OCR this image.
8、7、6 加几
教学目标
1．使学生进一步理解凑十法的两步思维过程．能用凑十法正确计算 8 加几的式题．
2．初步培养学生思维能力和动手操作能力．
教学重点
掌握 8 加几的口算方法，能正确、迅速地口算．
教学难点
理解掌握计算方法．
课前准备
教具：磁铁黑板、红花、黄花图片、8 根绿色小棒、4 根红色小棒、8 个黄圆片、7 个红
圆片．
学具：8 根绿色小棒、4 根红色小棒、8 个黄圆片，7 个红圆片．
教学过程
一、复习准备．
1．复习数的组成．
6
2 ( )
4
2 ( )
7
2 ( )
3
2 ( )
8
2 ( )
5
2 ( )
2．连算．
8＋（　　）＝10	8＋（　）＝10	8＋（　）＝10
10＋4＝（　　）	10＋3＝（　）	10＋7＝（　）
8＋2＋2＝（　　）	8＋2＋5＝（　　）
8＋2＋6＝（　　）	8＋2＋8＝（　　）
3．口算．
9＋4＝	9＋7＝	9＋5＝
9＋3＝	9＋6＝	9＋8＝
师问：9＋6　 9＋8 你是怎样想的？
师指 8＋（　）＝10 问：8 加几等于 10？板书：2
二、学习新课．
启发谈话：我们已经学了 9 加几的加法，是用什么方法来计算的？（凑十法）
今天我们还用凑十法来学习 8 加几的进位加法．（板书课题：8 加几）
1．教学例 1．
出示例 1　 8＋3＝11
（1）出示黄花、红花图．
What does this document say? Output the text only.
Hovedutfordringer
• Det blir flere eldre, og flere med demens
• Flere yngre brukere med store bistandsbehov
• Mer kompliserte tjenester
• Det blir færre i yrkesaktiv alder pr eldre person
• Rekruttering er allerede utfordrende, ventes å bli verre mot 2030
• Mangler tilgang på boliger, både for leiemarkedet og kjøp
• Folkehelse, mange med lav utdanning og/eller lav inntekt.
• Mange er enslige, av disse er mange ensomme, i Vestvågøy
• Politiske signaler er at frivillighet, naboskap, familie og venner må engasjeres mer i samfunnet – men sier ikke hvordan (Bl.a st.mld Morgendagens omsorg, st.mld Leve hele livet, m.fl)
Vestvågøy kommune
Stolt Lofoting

————

▸ **THE REQUEST**:
Extract the data in full. Keep it word for word.

▸ **PROBLEM SOLUTION**:
OCR this image.
8、7、6 加几
教学目标
1．使学生进一步理解凑十法的两步思维过程．能用凑十法正确计算 8 加几的式题．
2．初步培养学生思维能力和动手操作能力．
教学重点
掌握 8 加几的口算方法，能正确、迅速地口算．
教学难点
理解掌握计算方法．
课前准备
教具：磁铁黑板、红花、黄花图片、8 根绿色小棒、4 根红色小棒、8 个黄圆片、7 个红
圆片．
学具：8 根绿色小棒、4 根红色小棒、8 个黄圆片，7 个红圆片．
教学过程
一、复习准备．
1．复习数的组成．
6
2 ( )
4
2 ( )
7
2 ( )
3
2 ( )
8
2 ( )
5
2 ( )
2．连算．
8＋（　　）＝10	8＋（　）＝10	8＋（　）＝10
10＋4＝（　　）	10＋3＝（　）	10＋7＝（　）
8＋2＋2＝（　　）	8＋2＋5＝（　　）
8＋2＋6＝（　　）	8＋2＋8＝（　　）
3．口算．
9＋4＝	9＋7＝	9＋5＝
9＋3＝	9＋6＝	9＋8＝
师问：9＋6　 9＋8 你是怎样想的？
师指 8＋（　）＝10 问：8 加几等于 10？板书：2
二、学习新课．
启发谈话：我们已经学了 9 加几的加法，是用什么方法来计算的？（凑十法）
今天我们还用凑十法来学习 8 加几的进位加法．（板书课题：8 加几）
1．教学例 1．
出示例 1　 8＋3＝11
（1）出示黄花、红花图．
What does this document say? Output the text only.
Hovedutfordringer
• Det blir flere eldre, og flere med demens
• Flere yngre brukere med store bistandsbehov
• Mer kompliserte tjenester
• Det blir færre i yrkesaktiv alder pr eldre person
• Rekruttering er allerede utfordrende, ventes å bli verre mot 2030
• Mangler tilgang på boliger, både for leiemarkedet og kjøp
• Folkehelse, mange med lav utdanning og/eller lav inntekt.
• Mange er enslige, av disse er mange ensomme, i Vestvågøy
• Politiske signaler er at frivillighet, naboskap, familie og venner må engasjeres mer i samfunnet – men sier ikke hvordan (Bl.a st.mld Morgendagens omsorg, st.mld Leve hele livet, m.fl)
Vestvågøy kommune
Stolt Lofoting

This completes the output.